* Task requirements *
Could you copy out the records below with every "participant-tile" renamed to "attendee-tile" and nothing else altered?

* Material for the task *
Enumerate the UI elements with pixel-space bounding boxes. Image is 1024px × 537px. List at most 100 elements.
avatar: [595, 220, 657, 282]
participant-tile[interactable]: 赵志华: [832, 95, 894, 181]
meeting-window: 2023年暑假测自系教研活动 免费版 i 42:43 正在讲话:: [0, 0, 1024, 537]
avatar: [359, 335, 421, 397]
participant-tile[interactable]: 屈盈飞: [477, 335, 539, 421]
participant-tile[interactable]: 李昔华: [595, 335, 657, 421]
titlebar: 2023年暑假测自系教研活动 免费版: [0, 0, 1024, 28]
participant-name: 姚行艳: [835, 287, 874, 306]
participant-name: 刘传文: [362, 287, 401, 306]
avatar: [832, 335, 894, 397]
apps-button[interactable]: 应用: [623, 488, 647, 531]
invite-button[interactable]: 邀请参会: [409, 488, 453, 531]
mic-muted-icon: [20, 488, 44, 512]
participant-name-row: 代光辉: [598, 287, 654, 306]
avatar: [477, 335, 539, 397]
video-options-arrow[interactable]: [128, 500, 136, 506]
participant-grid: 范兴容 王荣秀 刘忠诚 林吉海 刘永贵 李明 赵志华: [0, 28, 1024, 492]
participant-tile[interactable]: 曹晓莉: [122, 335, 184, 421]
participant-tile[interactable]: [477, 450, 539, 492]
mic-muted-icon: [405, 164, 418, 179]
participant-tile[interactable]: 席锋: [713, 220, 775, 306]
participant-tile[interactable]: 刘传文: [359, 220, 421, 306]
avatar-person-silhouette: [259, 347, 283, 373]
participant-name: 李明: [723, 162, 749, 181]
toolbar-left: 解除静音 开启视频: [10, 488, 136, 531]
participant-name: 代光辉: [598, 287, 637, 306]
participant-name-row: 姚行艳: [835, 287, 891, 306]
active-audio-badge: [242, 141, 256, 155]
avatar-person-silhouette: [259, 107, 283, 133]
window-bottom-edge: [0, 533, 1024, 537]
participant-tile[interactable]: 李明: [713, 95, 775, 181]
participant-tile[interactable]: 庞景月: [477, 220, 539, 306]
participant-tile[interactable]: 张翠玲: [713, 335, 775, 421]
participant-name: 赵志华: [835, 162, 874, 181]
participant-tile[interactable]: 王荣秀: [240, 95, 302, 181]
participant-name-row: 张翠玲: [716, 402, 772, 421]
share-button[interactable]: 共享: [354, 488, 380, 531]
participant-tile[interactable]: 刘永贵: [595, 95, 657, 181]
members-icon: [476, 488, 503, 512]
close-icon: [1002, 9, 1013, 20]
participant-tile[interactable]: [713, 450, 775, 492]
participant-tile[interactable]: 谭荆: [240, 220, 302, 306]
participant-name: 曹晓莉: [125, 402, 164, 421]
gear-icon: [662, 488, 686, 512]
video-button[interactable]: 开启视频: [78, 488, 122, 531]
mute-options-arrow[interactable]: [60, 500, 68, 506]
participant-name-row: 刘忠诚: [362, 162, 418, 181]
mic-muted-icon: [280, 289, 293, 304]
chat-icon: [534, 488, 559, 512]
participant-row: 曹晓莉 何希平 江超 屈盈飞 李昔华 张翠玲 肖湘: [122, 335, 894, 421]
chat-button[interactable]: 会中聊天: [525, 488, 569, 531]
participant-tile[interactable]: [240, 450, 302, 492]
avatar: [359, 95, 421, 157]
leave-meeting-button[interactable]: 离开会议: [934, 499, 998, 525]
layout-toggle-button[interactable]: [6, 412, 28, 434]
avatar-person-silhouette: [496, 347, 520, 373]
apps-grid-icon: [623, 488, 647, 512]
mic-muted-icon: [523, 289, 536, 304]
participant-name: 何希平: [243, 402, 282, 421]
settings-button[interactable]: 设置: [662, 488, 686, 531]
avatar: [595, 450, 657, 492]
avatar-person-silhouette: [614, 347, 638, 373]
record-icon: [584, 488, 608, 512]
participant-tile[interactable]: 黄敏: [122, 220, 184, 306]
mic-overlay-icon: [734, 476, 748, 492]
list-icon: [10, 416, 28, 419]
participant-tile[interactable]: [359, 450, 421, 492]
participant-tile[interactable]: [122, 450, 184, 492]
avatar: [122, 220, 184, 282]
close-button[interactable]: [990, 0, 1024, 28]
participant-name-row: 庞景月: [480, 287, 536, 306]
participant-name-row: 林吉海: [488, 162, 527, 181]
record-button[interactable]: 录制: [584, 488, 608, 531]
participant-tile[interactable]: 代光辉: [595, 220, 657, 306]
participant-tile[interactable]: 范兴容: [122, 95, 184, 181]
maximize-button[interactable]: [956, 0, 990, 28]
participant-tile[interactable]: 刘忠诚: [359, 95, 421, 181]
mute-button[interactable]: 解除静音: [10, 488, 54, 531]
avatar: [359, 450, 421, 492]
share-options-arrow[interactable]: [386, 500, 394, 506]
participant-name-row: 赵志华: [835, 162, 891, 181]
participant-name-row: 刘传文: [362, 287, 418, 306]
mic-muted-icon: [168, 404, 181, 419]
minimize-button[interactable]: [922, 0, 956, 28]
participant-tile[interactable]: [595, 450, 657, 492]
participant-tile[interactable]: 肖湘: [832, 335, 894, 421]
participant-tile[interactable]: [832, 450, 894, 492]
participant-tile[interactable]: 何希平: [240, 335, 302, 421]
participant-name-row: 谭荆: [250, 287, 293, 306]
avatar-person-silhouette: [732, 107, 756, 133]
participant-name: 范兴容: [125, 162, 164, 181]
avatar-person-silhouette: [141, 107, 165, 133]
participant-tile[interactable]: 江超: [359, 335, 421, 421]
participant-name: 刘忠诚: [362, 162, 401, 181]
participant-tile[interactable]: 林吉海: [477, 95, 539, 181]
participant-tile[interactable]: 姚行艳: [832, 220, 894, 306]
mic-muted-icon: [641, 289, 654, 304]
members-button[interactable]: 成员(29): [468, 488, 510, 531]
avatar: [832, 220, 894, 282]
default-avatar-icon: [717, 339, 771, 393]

* Task output *
Enumerate the UI elements with pixel-space bounding boxes. Image is 1024px × 537px. List at most 100 elements.
avatar: [595, 220, 657, 282]
attendee-tile[interactable]: 赵志华: [832, 95, 894, 181]
meeting-window: 2023年暑假测自系教研活动 免费版 i 42:43 正在讲话:: [0, 0, 1024, 537]
avatar: [359, 335, 421, 397]
attendee-tile[interactable]: 屈盈飞: [477, 335, 539, 421]
attendee-tile[interactable]: 李昔华: [595, 335, 657, 421]
titlebar: 2023年暑假测自系教研活动 免费版: [0, 0, 1024, 28]
participant-name: 姚行艳: [835, 287, 874, 306]
participant-name: 刘传文: [362, 287, 401, 306]
avatar: [832, 335, 894, 397]
apps-button[interactable]: 应用: [623, 488, 647, 531]
invite-button[interactable]: 邀请参会: [409, 488, 453, 531]
mic-muted-icon: [20, 488, 44, 512]
participant-name-row: 代光辉: [598, 287, 654, 306]
avatar: [477, 335, 539, 397]
video-options-arrow[interactable]: [128, 500, 136, 506]
participant-grid: 范兴容 王荣秀 刘忠诚 林吉海 刘永贵 李明 赵志华: [0, 28, 1024, 492]
attendee-tile[interactable]: 曹晓莉: [122, 335, 184, 421]
attendee-tile[interactable]: [477, 450, 539, 492]
mic-muted-icon: [405, 164, 418, 179]
attendee-tile[interactable]: 席锋: [713, 220, 775, 306]
attendee-tile[interactable]: 刘传文: [359, 220, 421, 306]
avatar-person-silhouette: [259, 347, 283, 373]
participant-name: 李明: [723, 162, 749, 181]
toolbar-left: 解除静音 开启视频: [10, 488, 136, 531]
participant-name: 代光辉: [598, 287, 637, 306]
participant-name-row: 姚行艳: [835, 287, 891, 306]
active-audio-badge: [242, 141, 256, 155]
avatar-person-silhouette: [259, 107, 283, 133]
window-bottom-edge: [0, 533, 1024, 537]
attendee-tile[interactable]: 李明: [713, 95, 775, 181]
attendee-tile[interactable]: 庞景月: [477, 220, 539, 306]
attendee-tile[interactable]: 张翠玲: [713, 335, 775, 421]
participant-name: 赵志华: [835, 162, 874, 181]
attendee-tile[interactable]: 王荣秀: [240, 95, 302, 181]
participant-name-row: 张翠玲: [716, 402, 772, 421]
share-button[interactable]: 共享: [354, 488, 380, 531]
attendee-tile[interactable]: 刘永贵: [595, 95, 657, 181]
members-icon: [476, 488, 503, 512]
close-icon: [1002, 9, 1013, 20]
attendee-tile[interactable]: [713, 450, 775, 492]
attendee-tile[interactable]: 谭荆: [240, 220, 302, 306]
participant-name: 曹晓莉: [125, 402, 164, 421]
gear-icon: [662, 488, 686, 512]
video-button[interactable]: 开启视频: [78, 488, 122, 531]
mute-options-arrow[interactable]: [60, 500, 68, 506]
participant-name-row: 刘忠诚: [362, 162, 418, 181]
mic-muted-icon: [280, 289, 293, 304]
chat-icon: [534, 488, 559, 512]
participant-row: 曹晓莉 何希平 江超 屈盈飞 李昔华 张翠玲 肖湘: [122, 335, 894, 421]
chat-button[interactable]: 会中聊天: [525, 488, 569, 531]
attendee-tile[interactable]: [240, 450, 302, 492]
avatar: [359, 95, 421, 157]
leave-meeting-button[interactable]: 离开会议: [934, 499, 998, 525]
layout-toggle-button[interactable]: [6, 412, 28, 434]
avatar-person-silhouette: [496, 347, 520, 373]
apps-grid-icon: [623, 488, 647, 512]
mic-muted-icon: [523, 289, 536, 304]
participant-name: 何希平: [243, 402, 282, 421]
settings-button[interactable]: 设置: [662, 488, 686, 531]
avatar: [595, 450, 657, 492]
avatar-person-silhouette: [614, 347, 638, 373]
record-icon: [584, 488, 608, 512]
attendee-tile[interactable]: 黄敏: [122, 220, 184, 306]
mic-overlay-icon: [734, 476, 748, 492]
list-icon: [10, 416, 28, 419]
attendee-tile[interactable]: [359, 450, 421, 492]
attendee-tile[interactable]: [122, 450, 184, 492]
avatar: [122, 220, 184, 282]
close-button[interactable]: [990, 0, 1024, 28]
participant-name-row: 庞景月: [480, 287, 536, 306]
participant-name-row: 林吉海: [488, 162, 527, 181]
record-button[interactable]: 录制: [584, 488, 608, 531]
attendee-tile[interactable]: 代光辉: [595, 220, 657, 306]
attendee-tile[interactable]: 范兴容: [122, 95, 184, 181]
maximize-button[interactable]: [956, 0, 990, 28]
attendee-tile[interactable]: 刘忠诚: [359, 95, 421, 181]
mute-button[interactable]: 解除静音: [10, 488, 54, 531]
avatar: [359, 450, 421, 492]
share-options-arrow[interactable]: [386, 500, 394, 506]
participant-name-row: 赵志华: [835, 162, 891, 181]
participant-name-row: 刘传文: [362, 287, 418, 306]
mic-muted-icon: [168, 404, 181, 419]
minimize-button[interactable]: [922, 0, 956, 28]
attendee-tile[interactable]: [595, 450, 657, 492]
attendee-tile[interactable]: 肖湘: [832, 335, 894, 421]
attendee-tile[interactable]: [832, 450, 894, 492]
attendee-tile[interactable]: 何希平: [240, 335, 302, 421]
participant-name-row: 谭荆: [250, 287, 293, 306]
avatar-person-silhouette: [732, 107, 756, 133]
participant-name: 范兴容: [125, 162, 164, 181]
avatar-person-silhouette: [141, 107, 165, 133]
attendee-tile[interactable]: 江超: [359, 335, 421, 421]
participant-name: 刘忠诚: [362, 162, 401, 181]
attendee-tile[interactable]: 林吉海: [477, 95, 539, 181]
attendee-tile[interactable]: 姚行艳: [832, 220, 894, 306]
mic-muted-icon: [641, 289, 654, 304]
members-button[interactable]: 成员(29): [468, 488, 510, 531]
avatar: [832, 220, 894, 282]
default-avatar-icon: [717, 339, 771, 393]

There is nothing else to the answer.